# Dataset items
┄┄┄┄┄┄┄┄┄┄┄┄┄┄┄┄┄┄┄┄
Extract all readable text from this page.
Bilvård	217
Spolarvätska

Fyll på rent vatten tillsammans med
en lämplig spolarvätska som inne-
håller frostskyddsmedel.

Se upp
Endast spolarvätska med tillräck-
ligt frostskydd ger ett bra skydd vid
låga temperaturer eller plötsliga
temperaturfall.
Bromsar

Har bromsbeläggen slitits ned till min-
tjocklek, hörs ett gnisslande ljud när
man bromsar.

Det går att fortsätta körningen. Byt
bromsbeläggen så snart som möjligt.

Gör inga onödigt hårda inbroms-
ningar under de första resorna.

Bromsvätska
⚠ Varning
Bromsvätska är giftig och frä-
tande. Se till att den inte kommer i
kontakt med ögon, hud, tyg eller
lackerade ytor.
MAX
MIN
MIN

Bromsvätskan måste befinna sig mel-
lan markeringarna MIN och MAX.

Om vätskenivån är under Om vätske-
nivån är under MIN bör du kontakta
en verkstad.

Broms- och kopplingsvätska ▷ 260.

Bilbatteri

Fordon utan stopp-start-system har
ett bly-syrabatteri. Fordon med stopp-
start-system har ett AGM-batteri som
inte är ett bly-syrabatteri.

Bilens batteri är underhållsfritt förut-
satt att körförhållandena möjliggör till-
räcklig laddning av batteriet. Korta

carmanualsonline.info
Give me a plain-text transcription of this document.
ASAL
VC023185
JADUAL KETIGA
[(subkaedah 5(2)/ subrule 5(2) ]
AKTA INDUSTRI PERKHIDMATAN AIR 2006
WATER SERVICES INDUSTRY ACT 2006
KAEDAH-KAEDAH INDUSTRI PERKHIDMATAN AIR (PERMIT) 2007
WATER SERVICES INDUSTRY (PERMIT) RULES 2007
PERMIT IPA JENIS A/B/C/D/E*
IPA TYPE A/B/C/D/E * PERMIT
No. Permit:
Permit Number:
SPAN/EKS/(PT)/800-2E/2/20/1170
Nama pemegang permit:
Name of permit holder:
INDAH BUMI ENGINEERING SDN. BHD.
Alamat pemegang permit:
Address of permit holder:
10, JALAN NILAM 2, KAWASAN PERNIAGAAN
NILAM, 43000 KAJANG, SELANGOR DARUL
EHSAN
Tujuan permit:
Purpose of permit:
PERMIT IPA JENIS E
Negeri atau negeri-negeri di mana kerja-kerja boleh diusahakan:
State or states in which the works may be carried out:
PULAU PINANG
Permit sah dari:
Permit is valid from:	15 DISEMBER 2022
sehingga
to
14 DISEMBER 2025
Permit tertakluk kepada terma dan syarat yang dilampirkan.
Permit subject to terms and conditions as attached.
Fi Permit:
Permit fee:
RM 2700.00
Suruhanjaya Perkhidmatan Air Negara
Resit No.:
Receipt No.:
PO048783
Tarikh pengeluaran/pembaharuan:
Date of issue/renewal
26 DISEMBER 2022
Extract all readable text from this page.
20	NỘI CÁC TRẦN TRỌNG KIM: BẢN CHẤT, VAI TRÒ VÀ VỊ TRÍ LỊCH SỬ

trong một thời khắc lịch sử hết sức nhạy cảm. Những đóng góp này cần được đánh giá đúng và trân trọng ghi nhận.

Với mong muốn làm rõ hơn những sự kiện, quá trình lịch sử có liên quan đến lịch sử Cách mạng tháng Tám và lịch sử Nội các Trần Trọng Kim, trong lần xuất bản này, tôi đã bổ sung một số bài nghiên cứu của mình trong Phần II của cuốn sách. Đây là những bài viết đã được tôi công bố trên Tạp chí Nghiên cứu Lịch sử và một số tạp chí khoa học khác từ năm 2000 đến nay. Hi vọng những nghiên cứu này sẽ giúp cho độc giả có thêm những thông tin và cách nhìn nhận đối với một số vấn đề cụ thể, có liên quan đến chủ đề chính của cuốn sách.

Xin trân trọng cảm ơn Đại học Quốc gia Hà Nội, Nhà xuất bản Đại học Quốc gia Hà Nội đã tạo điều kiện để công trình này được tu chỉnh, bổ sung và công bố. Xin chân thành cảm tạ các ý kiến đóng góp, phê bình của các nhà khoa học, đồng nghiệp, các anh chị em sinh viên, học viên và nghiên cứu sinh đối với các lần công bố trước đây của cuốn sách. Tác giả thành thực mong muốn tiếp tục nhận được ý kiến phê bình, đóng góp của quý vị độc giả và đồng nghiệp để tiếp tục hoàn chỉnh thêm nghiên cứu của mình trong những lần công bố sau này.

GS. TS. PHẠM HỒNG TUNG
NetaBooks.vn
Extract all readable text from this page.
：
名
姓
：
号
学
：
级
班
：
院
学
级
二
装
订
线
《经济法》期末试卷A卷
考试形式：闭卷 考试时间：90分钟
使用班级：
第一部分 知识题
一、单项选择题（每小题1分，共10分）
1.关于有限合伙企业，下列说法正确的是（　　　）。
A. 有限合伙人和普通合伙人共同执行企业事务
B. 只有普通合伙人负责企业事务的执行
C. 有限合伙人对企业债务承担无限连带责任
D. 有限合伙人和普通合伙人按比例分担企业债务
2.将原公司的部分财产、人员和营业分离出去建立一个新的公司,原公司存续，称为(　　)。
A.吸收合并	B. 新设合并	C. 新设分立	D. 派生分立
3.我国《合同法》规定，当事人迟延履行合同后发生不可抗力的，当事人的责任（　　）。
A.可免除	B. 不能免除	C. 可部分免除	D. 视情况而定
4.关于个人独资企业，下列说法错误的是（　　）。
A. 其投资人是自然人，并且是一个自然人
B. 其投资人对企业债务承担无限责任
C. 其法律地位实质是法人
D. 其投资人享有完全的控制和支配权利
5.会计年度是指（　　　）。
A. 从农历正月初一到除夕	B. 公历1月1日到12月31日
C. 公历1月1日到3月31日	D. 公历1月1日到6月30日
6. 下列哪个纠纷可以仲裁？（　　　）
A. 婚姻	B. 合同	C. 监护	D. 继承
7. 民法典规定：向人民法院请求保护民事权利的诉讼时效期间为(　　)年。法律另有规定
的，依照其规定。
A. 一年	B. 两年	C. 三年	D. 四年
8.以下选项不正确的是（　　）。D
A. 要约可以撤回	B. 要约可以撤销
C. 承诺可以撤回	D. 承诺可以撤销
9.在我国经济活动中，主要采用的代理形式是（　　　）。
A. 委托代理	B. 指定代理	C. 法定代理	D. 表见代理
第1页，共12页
┄┄┄┄┄┄┄┄┄┄┄┄┄┄┄┄┄┄┄┄
# Task goal
State how many lines of the listing hold the string "Fordon"; reply with the number and nothing else.

# Expected answer
2